Return all lines below containing the word "label".

* Begin ENTRIES SUPPLIED *

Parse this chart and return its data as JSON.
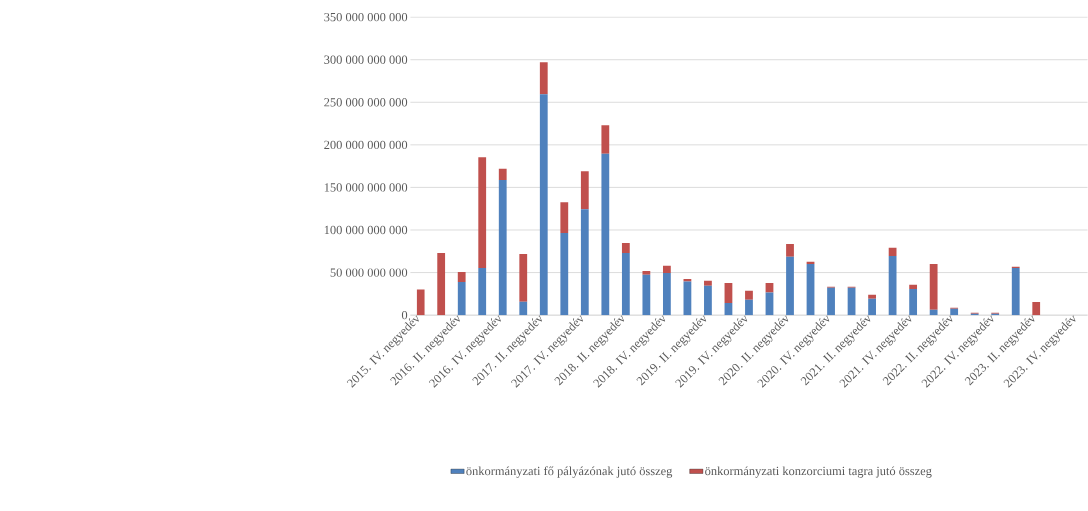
{
  "chart_data": {
    "type": "bar",
    "stacked": true,
    "categories": [
      "2015. IV. negyedév",
      null,
      "2016. II. negyedév",
      null,
      "2016. IV. negyedév",
      null,
      "2017. II. negyedév",
      null,
      "2017. IV. negyedév",
      null,
      "2018. II. negyedév",
      null,
      "2018. IV. negyedév",
      null,
      "2019. II. negyedév",
      null,
      "2019. IV. negyedév",
      null,
      "2020. II. negyedév",
      null,
      "2020. IV. negyedév",
      null,
      "2021. II. negyedév",
      null,
      "2021. IV. negyedév",
      null,
      "2022. II. negyedév",
      null,
      "2022. IV. negyedév",
      null,
      "2023. II. negyedév",
      null,
      "2023. IV. negyedév"
    ],
    "series": [
      {
        "name": "önkormányzati fő pályázónak jutó összeg",
        "color": "#4f81bd",
        "values": [
          0,
          0,
          39000000000,
          55500000000,
          158700000000,
          15600000000,
          259400000000,
          96400000000,
          124500000000,
          189500000000,
          73000000000,
          47300000000,
          49400000000,
          39400000000,
          34500000000,
          14300000000,
          18000000000,
          26500000000,
          68700000000,
          60000000000,
          32300000000,
          32300000000,
          19200000000,
          69600000000,
          30800000000,
          6400000000,
          7600000000,
          1500000000,
          1500000000,
          55500000000,
          0,
          null,
          null
        ]
      },
      {
        "name": "önkormányzati konzorciumi tagra jutó összeg",
        "color": "#c0504d",
        "values": [
          30000000000,
          73000000000,
          11700000000,
          130000000000,
          13100000000,
          56100000000,
          37600000000,
          36300000000,
          44500000000,
          33500000000,
          11800000000,
          4600000000,
          8600000000,
          3000000000,
          5800000000,
          23500000000,
          10700000000,
          11300000000,
          14900000000,
          2600000000,
          1000000000,
          1000000000,
          4600000000,
          9400000000,
          4900000000,
          53700000000,
          1200000000,
          1200000000,
          1200000000,
          1300000000,
          15300000000,
          null,
          null
        ]
      }
    ],
    "ylim": [
      0,
      350000000000
    ],
    "yticks": [
      {
        "value": 0,
        "label": "0"
      },
      {
        "value": 50000000000,
        "label": "50 000 000 000"
      },
      {
        "value": 100000000000,
        "label": "100 000 000 000"
      },
      {
        "value": 150000000000,
        "label": "150 000 000 000"
      },
      {
        "value": 200000000000,
        "label": "200 000 000 000"
      },
      {
        "value": 250000000000,
        "label": "250 000 000 000"
      },
      {
        "value": 300000000000,
        "label": "300 000 000 000"
      },
      {
        "value": 350000000000,
        "label": "350 000 000 000"
      }
    ],
    "grid": "y",
    "legend": "bottom"
  }
}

* End ENTRIES SUPPLIED *

### OUTPUT FOR THIS EXERCISE
        "label": "0"
        "label": "50 000 000 000"
        "label": "100 000 000 000"
        "label": "150 000 000 000"
        "label": "200 000 000 000"
        "label": "250 000 000 000"
        "label": "300 000 000 000"
        "label": "350 000 000 000"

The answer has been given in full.